*Records from a data source*.
[Begin]
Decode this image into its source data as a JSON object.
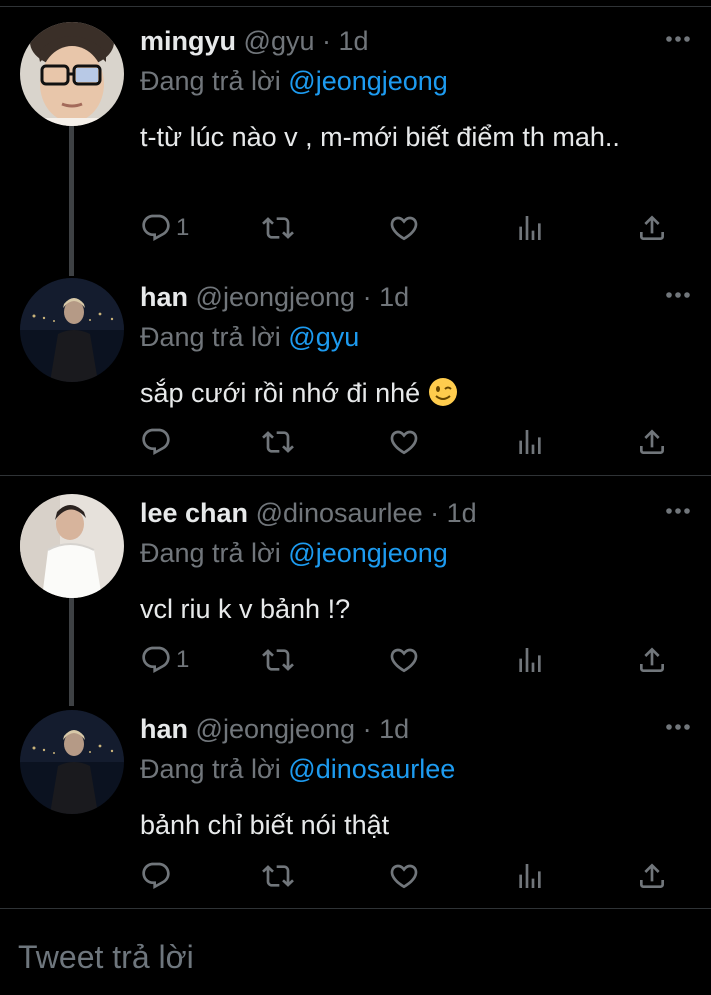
{
  "tweets": [
    {
      "name": "mingyu",
      "handle": "@gyu",
      "dot": "·",
      "time": "1d",
      "reply_prefix": "Đang trả lời",
      "reply_to": "@jeongjeong",
      "text": "t-từ lúc nào v , m-mới biết điểm th mah..",
      "reply_count": "1",
      "avatar": "mingyu-avatar"
    },
    {
      "name": "han",
      "handle": "@jeongjeong",
      "dot": "·",
      "time": "1d",
      "reply_prefix": "Đang trả lời",
      "reply_to": "@gyu",
      "text": "sắp cưới rồi nhớ đi nhé",
      "emoji": "winking-face-emoji",
      "reply_count": "",
      "avatar": "han-avatar"
    },
    {
      "name": "lee chan",
      "handle": "@dinosaurlee",
      "dot": "·",
      "time": "1d",
      "reply_prefix": "Đang trả lời",
      "reply_to": "@jeongjeong",
      "text": "vcl riu k v bảnh !?",
      "reply_count": "1",
      "avatar": "lee-chan-avatar"
    },
    {
      "name": "han",
      "handle": "@jeongjeong",
      "dot": "·",
      "time": "1d",
      "reply_prefix": "Đang trả lời",
      "reply_to": "@dinosaurlee",
      "text": "bảnh chỉ biết nói thật",
      "reply_count": "",
      "avatar": "han-avatar"
    }
  ],
  "icons": {
    "reply": "reply-icon",
    "retweet": "retweet-icon",
    "like": "like-icon",
    "views": "views-icon",
    "share": "share-icon",
    "more": "more-icon"
  },
  "colors": {
    "background": "#000000",
    "text": "#e7e9ea",
    "secondary": "#71767b",
    "link": "#1d9bf0",
    "thread_line": "#3e4144"
  },
  "compose": {
    "placeholder": "Tweet trả lời"
  }
}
[End]
*GIVEN REQUEST*.
Copy out the lines that hold "text".

*RESPONSE TO THE TASK*.
      "text": "t-từ lúc nào v , m-mới biết điểm th mah..",
      "text": "sắp cưới rồi nhớ đi nhé",
      "text": "vcl riu k v bảnh !?",
      "text": "bảnh chỉ biết nói thật",
    "text": "#e7e9ea",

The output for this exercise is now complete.